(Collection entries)

◆ ◆ ◆ ◆ ◆

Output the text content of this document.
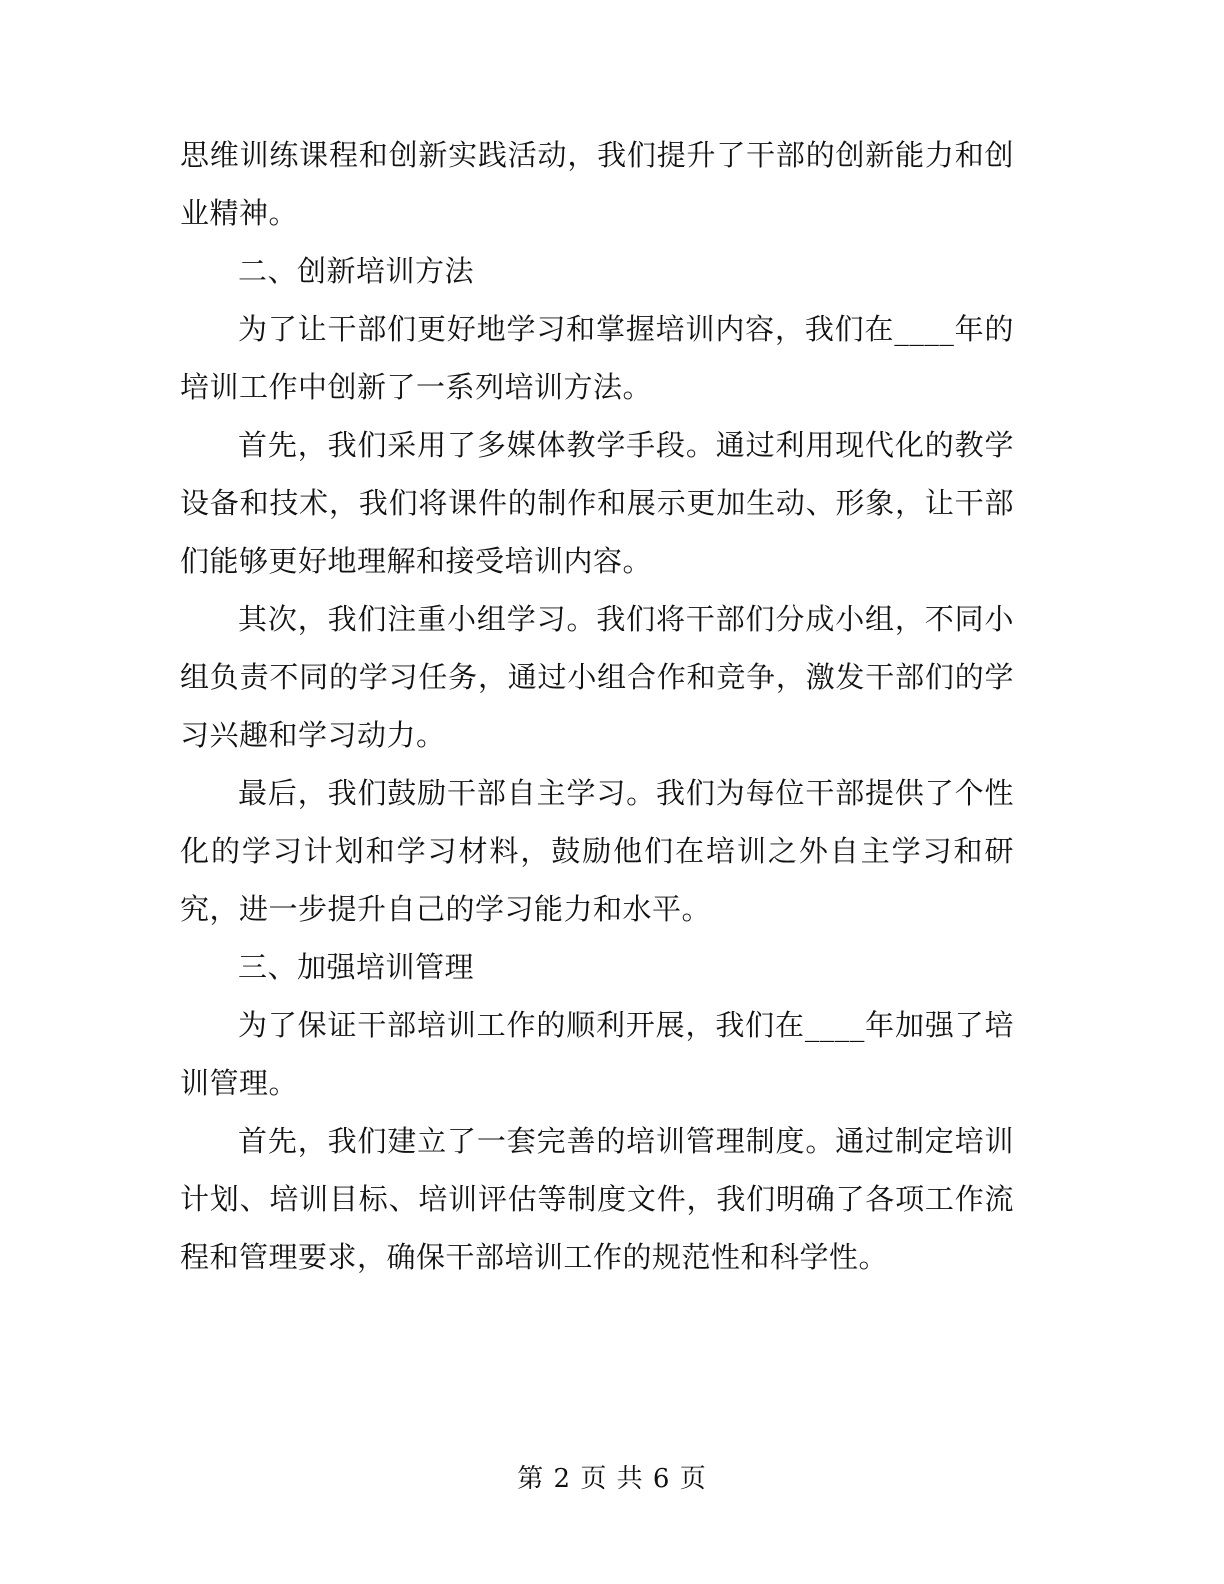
思维训练课程和创新实践活动，我们提升了干部的创新能力和创业精神。

二、创新培训方法

为了让干部们更好地学习和掌握培训内容，我们在____年的培训工作中创新了一系列培训方法。

首先，我们采用了多媒体教学手段。通过利用现代化的教学设备和技术，我们将课件的制作和展示更加生动、形象，让干部们能够更好地理解和接受培训内容。

其次，我们注重小组学习。我们将干部们分成小组，不同小组负责不同的学习任务，通过小组合作和竞争，激发干部们的学习兴趣和学习动力。

最后，我们鼓励干部自主学习。我们为每位干部提供了个性化的学习计划和学习材料，鼓励他们在培训之外自主学习和研究，进一步提升自己的学习能力和水平。

三、加强培训管理

为了保证干部培训工作的顺利开展，我们在____年加强了培训管理。

首先，我们建立了一套完善的培训管理制度。通过制定培训计划、培训目标、培训评估等制度文件，我们明确了各项工作流程和管理要求，确保干部培训工作的规范性和科学性。

第 2 页 共 6 页
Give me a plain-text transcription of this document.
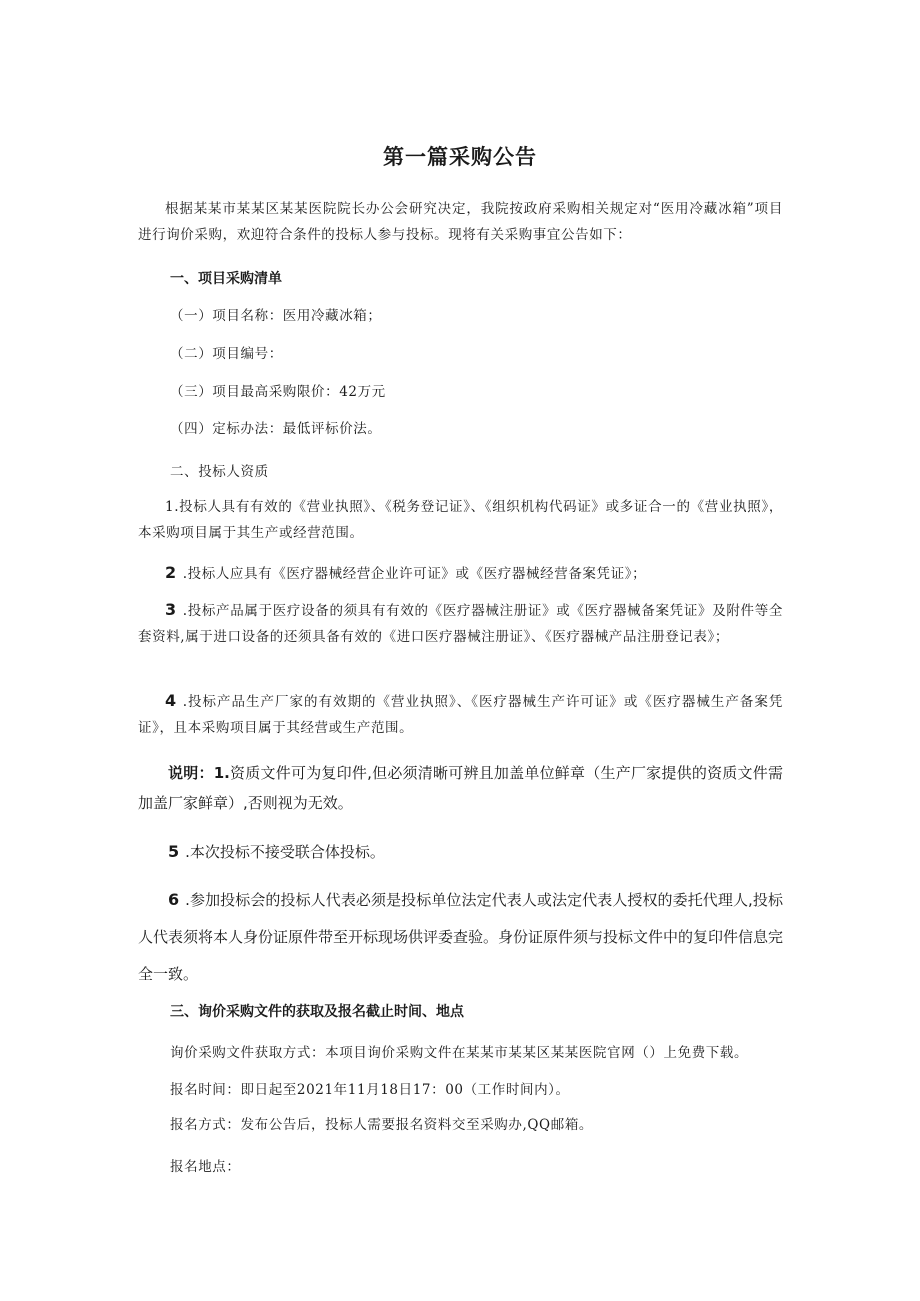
第一篇采购公告
根据某某市某某区某某医院院长办公会研究决定，我院按政府采购相关规定对“医用冷藏冰箱”项目进行询价采购，欢迎符合条件的投标人参与投标。现将有关采购事宜公告如下：
一、项目采购清单
（一）项目名称：医用冷藏冰箱；
（二）项目编号：
（三）项目最高采购限价：42万元
（四）定标办法：最低评标价法。
二、投标人资质
1.投标人具有有效的《营业执照》、《税务登记证》、《组织机构代码证》或多证合一的《营业执照》，本采购项目属于其生产或经营范围。
2 .投标人应具有《医疗器械经营企业许可证》或《医疗器械经营备案凭证》；
3 .投标产品属于医疗设备的须具有有效的《医疗器械注册证》或《医疗器械备案凭证》及附件等全套资料,属于进口设备的还须具备有效的《进口医疗器械注册证》、《医疗器械产品注册登记表》；
4 .投标产品生产厂家的有效期的《营业执照》、《医疗器械生产许可证》或《医疗器械生产备案凭证》，且本采购项目属于其经营或生产范围。
说明：1.资质文件可为复印件,但必须清晰可辨且加盖单位鲜章（生产厂家提供的资质文件需加盖厂家鲜章）,否则视为无效。
5 .本次投标不接受联合体投标。
6 .参加投标会的投标人代表必须是投标单位法定代表人或法定代表人授权的委托代理人,投标人代表须将本人身份证原件带至开标现场供评委查验。身份证原件须与投标文件中的复印件信息完全一致。
三、询价采购文件的获取及报名截止时间、地点
询价采购文件获取方式：本项目询价采购文件在某某市某某区某某医院官网（）上免费下载。
报名时间：即日起至2021年11月18日17：00（工作时间内）。
报名方式：发布公告后，投标人需要报名资料交至采购办,QQ邮箱。
报名地点：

◆ ◆ ◆ ◆ ◆

• [Goal]: Will you restate every entry word for word and omit the images?

• [Response for this exercise]:
Output the text content of this document.
思维训练课程和创新实践活动，我们提升了干部的创新能力和创业精神。

二、创新培训方法

为了让干部们更好地学习和掌握培训内容，我们在____年的培训工作中创新了一系列培训方法。

首先，我们采用了多媒体教学手段。通过利用现代化的教学设备和技术，我们将课件的制作和展示更加生动、形象，让干部们能够更好地理解和接受培训内容。

其次，我们注重小组学习。我们将干部们分成小组，不同小组负责不同的学习任务，通过小组合作和竞争，激发干部们的学习兴趣和学习动力。

最后，我们鼓励干部自主学习。我们为每位干部提供了个性化的学习计划和学习材料，鼓励他们在培训之外自主学习和研究，进一步提升自己的学习能力和水平。

三、加强培训管理

为了保证干部培训工作的顺利开展，我们在____年加强了培训管理。

首先，我们建立了一套完善的培训管理制度。通过制定培训计划、培训目标、培训评估等制度文件，我们明确了各项工作流程和管理要求，确保干部培训工作的规范性和科学性。

第 2 页 共 6 页
Give me a plain-text transcription of this document.
第一篇采购公告
根据某某市某某区某某医院院长办公会研究决定，我院按政府采购相关规定对“医用冷藏冰箱”项目进行询价采购，欢迎符合条件的投标人参与投标。现将有关采购事宜公告如下：
一、项目采购清单
（一）项目名称：医用冷藏冰箱；
（二）项目编号：
（三）项目最高采购限价：42万元
（四）定标办法：最低评标价法。
二、投标人资质
1.投标人具有有效的《营业执照》、《税务登记证》、《组织机构代码证》或多证合一的《营业执照》，本采购项目属于其生产或经营范围。
2 .投标人应具有《医疗器械经营企业许可证》或《医疗器械经营备案凭证》；
3 .投标产品属于医疗设备的须具有有效的《医疗器械注册证》或《医疗器械备案凭证》及附件等全套资料,属于进口设备的还须具备有效的《进口医疗器械注册证》、《医疗器械产品注册登记表》；
4 .投标产品生产厂家的有效期的《营业执照》、《医疗器械生产许可证》或《医疗器械生产备案凭证》，且本采购项目属于其经营或生产范围。
说明：1.资质文件可为复印件,但必须清晰可辨且加盖单位鲜章（生产厂家提供的资质文件需加盖厂家鲜章）,否则视为无效。
5 .本次投标不接受联合体投标。
6 .参加投标会的投标人代表必须是投标单位法定代表人或法定代表人授权的委托代理人,投标人代表须将本人身份证原件带至开标现场供评委查验。身份证原件须与投标文件中的复印件信息完全一致。
三、询价采购文件的获取及报名截止时间、地点
询价采购文件获取方式：本项目询价采购文件在某某市某某区某某医院官网（）上免费下载。
报名时间：即日起至2021年11月18日17：00（工作时间内）。
报名方式：发布公告后，投标人需要报名资料交至采购办,QQ邮箱。
报名地点：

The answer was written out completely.